#### SELECTED TEXT
##########
After the Affair is Over – Now What?
Feb 12th, 2010 by admin
Only 35% of couples with marital infidelity stay together. Hurt, humiliation, disappointment are very powerful feelings that often lead to blaming and attacking. Depression, anxiety and fear can occur following the betrayal. Trust is gone. There is a deep feeling of loneliness and shame, and concern about the future. Partners often don’t know how to deal with these intense emotions that create havoc in their lives. The very person who used to provide comfort and reassurance is now the very person who is now causing the pain. This situation is not very different from incest where the incestuous parent, who is supposed to provide protection and safety is actually breaking these rules making a child feel unsafe and alone.
Women in general tend to want to see if there is a way of repairing the damage caused by the infidelity. However, they tend to have a very difficult time with trust and with re-engaging in sexual activities with their partners. Men, on the other hand, are more likely to want out of the relationship if it is the woman who was unfaithful. Women are more likely to get depressed in these situations, whereas men are more likely to get angry (Spring.)
Forgiveness is what needs to take place for the relationship to survive in the infidelity. Forgiveness benefits both partners and can take the relationship to a deeper level of intimacy.
However, forgiveness is not an act but a process that requires certain elements to be in place in order to occur. These elements are:
1) EMPATHY.
##########
#### GIVEN ENTRIES
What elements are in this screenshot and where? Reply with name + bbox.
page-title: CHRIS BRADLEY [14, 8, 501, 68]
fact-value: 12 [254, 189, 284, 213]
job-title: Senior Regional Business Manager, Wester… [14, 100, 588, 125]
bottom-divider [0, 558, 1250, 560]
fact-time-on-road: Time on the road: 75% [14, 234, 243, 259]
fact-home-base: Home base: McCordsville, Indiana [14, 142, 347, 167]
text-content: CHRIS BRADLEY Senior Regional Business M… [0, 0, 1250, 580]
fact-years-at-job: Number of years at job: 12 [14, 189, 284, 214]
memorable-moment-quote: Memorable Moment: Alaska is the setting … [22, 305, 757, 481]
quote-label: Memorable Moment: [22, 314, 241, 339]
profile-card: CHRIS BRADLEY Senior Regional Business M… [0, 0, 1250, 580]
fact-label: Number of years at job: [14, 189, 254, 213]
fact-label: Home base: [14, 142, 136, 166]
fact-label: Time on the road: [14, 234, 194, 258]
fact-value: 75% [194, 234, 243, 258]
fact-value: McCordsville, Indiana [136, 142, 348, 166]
##########
#### REQUIRED ACTIONS
A - Edit the entries: start at their first line and stop after the line containing "bottom-divider [0, 558, 1250, 560]". Give those lines again with "Senior" changed to "Junior" and nothing else altered.
B - Carry on the article about recovering from infidelity, picking up right after its final line.

#### RESULTS IN ORDER
A -
What elements are in this screenshot and where? Reply with name + bbox.
page-title: CHRIS BRADLEY [14, 8, 501, 68]
fact-value: 12 [254, 189, 284, 213]
job-title: Junior Regional Business Manager, Wester… [14, 100, 588, 125]
bottom-divider [0, 558, 1250, 560]

B -
The person who had the oaffair needs to become aware of the full emotional impact of his or her actions on the other partner and feel what the other is feeling. Up until that point he or she might have minimized this impact, assuming that what is not known does not hurt. However, without open communication, the injuring partner won’t be able to achieve a full understanding and own responsibility for his or her actions. Once the two partners develop an honest way of communicating their feelings, they need to give each other all the time required to process the emotional impact of the affair. The length of this process vary from couple to couple, as a lot of specific elements may speed it up or slow it down. This part of the work requires patience, staying with the feelings, even and particularly when they are uncomfortable and, for the injuring partner, being emotionally available to the injured partner.
2) REMORSE.
There needs to be a reasonable expectation that this behavior won’t occur again in the future. I say “reasonable” because none of us has 100% security about what another person will or will not do in the future. However, it is important for the partner who was betrayed to begin to feel safe again in the relationship. And this is possible only if the person who had the affair becomes a changed person, fully aware of the seriousness of his or her actions and willing to do whatever it takes to change. Forgiveness applies only to those actions that occurred in the past, not to those occurring in the present or possibly happening in the future. It is only when the partner who had the extra-marital affair can provide reassurance that he or she is a changed person that the injured partner can start to rebuild trust. The injuring partner needs to feel and express regret and remorse and communicate these feelings appropriately to the injured partner.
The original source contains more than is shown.